== Input ==
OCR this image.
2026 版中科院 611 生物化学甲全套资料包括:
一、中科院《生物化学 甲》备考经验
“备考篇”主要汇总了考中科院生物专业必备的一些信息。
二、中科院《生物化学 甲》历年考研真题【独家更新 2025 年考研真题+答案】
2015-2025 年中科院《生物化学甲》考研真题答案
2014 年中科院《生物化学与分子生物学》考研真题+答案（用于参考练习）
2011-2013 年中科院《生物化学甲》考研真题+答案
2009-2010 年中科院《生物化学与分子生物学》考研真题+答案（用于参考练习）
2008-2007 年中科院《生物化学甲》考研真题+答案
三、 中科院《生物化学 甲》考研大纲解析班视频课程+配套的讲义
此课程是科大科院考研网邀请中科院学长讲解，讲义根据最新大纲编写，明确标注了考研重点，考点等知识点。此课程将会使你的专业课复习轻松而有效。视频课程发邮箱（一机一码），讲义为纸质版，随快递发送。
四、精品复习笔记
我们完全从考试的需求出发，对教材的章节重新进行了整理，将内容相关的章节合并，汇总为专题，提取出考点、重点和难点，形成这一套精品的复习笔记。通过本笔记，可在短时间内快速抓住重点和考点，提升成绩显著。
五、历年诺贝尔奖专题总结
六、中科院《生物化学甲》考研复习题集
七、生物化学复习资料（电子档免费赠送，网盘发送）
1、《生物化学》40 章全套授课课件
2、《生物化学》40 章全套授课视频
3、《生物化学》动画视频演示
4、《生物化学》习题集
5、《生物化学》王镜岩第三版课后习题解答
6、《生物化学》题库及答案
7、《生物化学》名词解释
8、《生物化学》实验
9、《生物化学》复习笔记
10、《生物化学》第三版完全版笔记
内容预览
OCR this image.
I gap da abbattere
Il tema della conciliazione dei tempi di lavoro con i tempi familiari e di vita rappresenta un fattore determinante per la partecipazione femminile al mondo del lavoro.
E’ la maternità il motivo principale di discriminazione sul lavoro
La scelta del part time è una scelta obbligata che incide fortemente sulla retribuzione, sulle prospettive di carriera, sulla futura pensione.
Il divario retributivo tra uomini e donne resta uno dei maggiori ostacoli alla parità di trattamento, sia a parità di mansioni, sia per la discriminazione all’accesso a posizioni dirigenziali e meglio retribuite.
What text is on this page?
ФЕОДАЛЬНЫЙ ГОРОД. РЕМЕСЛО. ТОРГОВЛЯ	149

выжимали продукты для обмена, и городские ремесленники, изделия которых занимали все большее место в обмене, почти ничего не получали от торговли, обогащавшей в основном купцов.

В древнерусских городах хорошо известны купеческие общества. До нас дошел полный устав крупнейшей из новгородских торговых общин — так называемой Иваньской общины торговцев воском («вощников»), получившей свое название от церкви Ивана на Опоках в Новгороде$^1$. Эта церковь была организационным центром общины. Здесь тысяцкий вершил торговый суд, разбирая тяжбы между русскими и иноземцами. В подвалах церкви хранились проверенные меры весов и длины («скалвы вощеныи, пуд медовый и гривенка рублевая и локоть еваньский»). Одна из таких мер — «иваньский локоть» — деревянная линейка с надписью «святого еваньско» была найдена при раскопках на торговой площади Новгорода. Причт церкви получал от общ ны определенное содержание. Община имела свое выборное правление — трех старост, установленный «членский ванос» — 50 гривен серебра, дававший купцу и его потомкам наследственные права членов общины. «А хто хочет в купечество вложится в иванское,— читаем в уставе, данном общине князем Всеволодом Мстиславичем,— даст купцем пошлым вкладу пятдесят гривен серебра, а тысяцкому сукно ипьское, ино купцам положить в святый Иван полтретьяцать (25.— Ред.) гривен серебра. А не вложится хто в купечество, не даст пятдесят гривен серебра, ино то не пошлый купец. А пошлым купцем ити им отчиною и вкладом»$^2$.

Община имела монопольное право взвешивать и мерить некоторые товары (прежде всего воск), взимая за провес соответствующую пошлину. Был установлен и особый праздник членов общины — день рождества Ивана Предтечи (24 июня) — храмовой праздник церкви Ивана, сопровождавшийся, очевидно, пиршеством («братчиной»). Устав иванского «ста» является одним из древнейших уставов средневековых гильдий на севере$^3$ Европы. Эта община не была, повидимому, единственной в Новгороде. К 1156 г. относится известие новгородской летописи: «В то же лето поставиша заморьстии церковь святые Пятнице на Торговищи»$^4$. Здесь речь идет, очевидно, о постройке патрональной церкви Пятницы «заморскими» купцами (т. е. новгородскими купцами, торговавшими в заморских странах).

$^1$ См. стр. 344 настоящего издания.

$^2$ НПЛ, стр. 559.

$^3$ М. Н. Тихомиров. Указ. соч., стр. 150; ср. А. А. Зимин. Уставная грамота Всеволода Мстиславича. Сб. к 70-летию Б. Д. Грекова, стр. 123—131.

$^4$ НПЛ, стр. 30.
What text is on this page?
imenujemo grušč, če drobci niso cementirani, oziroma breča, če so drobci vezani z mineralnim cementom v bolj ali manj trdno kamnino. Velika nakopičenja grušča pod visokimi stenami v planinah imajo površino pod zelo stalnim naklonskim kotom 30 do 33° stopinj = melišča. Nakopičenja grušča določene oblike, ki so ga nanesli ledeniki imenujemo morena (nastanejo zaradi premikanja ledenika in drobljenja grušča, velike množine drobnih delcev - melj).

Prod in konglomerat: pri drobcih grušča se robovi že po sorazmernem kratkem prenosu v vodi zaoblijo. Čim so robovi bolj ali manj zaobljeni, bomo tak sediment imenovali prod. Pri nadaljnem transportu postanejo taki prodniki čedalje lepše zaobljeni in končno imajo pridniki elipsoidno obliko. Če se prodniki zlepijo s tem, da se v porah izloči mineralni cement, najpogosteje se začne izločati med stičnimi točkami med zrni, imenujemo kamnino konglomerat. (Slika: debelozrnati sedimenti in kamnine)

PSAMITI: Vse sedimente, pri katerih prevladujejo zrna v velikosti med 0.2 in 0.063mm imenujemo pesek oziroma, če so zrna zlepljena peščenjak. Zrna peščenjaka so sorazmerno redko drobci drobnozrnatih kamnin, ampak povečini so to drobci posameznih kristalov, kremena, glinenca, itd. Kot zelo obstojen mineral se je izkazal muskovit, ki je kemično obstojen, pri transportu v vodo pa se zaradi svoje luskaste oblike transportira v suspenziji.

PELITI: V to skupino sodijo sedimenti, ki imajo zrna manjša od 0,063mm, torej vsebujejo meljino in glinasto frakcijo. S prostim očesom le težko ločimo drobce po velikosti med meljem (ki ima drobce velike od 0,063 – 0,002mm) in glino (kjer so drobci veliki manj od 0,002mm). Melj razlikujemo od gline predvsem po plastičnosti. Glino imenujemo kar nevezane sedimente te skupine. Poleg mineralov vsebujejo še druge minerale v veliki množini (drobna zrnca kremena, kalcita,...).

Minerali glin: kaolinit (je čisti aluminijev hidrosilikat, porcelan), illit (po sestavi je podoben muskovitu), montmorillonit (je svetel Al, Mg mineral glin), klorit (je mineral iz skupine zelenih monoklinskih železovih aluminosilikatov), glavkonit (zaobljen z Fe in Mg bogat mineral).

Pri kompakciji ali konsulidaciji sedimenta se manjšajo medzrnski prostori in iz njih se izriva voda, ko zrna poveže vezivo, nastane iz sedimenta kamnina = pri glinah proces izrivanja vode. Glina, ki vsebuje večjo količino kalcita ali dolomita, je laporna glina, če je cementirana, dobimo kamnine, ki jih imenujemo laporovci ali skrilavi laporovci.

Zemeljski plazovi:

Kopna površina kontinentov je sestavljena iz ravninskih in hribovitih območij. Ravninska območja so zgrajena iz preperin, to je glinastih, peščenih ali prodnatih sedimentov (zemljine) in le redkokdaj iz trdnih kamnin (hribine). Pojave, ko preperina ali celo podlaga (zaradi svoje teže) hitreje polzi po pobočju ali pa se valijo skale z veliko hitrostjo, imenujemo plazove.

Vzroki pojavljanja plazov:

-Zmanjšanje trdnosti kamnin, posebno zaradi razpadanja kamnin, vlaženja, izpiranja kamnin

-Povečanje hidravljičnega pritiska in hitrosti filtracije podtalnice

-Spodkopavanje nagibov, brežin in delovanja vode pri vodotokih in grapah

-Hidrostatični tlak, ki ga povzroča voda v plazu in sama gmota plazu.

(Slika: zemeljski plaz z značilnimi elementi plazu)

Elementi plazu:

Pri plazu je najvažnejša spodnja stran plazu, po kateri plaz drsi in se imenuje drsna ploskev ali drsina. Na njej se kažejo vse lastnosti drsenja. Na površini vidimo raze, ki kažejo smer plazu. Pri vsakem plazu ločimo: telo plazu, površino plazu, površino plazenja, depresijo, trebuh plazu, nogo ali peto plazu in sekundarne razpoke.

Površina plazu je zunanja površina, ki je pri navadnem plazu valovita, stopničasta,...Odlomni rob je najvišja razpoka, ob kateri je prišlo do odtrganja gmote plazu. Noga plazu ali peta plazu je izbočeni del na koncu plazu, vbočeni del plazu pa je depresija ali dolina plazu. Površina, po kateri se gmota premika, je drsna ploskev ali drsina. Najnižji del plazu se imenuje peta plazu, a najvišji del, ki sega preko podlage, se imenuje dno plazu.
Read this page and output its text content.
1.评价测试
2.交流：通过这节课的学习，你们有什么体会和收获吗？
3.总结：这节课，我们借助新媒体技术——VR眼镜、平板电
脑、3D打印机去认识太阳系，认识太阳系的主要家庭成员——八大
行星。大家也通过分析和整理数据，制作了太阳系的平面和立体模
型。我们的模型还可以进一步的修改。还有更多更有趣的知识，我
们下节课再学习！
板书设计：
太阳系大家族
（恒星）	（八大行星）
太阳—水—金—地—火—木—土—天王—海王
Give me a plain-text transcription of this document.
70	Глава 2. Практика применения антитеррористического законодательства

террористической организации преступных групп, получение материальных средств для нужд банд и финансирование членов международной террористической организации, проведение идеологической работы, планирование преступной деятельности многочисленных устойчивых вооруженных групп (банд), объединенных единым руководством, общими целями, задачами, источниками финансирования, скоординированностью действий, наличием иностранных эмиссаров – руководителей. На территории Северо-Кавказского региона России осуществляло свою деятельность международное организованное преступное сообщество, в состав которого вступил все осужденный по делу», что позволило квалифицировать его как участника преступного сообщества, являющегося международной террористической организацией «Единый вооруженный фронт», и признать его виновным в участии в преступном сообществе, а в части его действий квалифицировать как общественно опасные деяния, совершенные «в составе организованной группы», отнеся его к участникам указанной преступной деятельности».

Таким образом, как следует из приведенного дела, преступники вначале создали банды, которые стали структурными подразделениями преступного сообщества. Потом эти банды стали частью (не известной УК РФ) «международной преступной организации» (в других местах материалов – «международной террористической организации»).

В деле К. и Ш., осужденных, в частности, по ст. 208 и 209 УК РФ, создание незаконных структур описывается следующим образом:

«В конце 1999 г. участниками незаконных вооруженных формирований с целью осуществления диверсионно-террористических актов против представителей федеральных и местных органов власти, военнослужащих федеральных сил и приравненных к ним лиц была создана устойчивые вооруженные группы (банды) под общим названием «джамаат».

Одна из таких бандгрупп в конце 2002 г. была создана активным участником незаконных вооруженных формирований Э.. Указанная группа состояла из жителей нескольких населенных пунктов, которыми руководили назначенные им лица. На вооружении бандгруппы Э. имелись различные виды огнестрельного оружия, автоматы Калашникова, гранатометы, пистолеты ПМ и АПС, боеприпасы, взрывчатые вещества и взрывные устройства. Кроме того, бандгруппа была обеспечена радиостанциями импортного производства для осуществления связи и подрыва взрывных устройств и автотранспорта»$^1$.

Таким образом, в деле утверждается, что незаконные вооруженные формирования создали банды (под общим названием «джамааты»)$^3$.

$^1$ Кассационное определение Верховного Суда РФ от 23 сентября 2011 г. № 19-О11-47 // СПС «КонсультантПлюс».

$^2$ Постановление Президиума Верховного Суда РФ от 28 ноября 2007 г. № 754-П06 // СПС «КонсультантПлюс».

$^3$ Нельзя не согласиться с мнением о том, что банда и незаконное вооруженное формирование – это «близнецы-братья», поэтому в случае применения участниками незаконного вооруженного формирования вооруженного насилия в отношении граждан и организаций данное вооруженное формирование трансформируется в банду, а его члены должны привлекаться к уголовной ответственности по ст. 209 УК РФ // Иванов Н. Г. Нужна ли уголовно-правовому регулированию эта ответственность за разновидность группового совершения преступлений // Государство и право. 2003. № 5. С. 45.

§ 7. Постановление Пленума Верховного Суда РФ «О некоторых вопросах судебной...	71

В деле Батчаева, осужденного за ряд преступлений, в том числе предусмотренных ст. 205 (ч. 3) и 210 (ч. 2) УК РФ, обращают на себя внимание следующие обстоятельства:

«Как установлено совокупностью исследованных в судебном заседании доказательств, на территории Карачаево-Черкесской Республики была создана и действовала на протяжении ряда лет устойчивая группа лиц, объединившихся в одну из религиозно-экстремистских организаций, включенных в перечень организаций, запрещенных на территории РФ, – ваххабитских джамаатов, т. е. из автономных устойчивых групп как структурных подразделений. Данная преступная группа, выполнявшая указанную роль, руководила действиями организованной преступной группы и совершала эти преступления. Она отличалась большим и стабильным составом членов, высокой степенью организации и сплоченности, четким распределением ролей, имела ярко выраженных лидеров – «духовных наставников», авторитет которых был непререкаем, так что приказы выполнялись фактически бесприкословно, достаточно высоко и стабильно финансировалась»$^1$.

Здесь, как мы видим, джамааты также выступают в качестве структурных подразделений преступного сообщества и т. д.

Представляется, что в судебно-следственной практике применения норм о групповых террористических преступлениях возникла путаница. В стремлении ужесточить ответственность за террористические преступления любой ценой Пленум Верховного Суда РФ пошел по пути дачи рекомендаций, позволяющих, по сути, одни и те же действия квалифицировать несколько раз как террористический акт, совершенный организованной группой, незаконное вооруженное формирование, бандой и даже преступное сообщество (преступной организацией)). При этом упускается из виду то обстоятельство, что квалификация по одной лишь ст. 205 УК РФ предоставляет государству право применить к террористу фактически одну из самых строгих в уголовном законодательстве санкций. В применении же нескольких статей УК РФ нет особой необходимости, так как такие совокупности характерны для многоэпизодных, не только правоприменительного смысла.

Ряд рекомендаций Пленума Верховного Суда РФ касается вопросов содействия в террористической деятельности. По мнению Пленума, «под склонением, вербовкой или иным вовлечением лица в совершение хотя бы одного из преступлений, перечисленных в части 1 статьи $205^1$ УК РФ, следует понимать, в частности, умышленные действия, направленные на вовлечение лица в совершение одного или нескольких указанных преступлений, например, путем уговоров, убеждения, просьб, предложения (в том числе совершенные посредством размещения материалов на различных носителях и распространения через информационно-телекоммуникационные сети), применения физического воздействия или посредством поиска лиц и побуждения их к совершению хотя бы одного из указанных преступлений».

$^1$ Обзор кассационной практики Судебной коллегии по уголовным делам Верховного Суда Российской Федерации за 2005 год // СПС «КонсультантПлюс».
===
Set exercise =>
Copy out every line from the records that has the word "用于参考练习".

Output =>
2014 年中科院《生物化学与分子生物学》考研真题+答案（用于参考练习）
2009-2010 年中科院《生物化学与分子生物学》考研真题+答案（用于参考练习）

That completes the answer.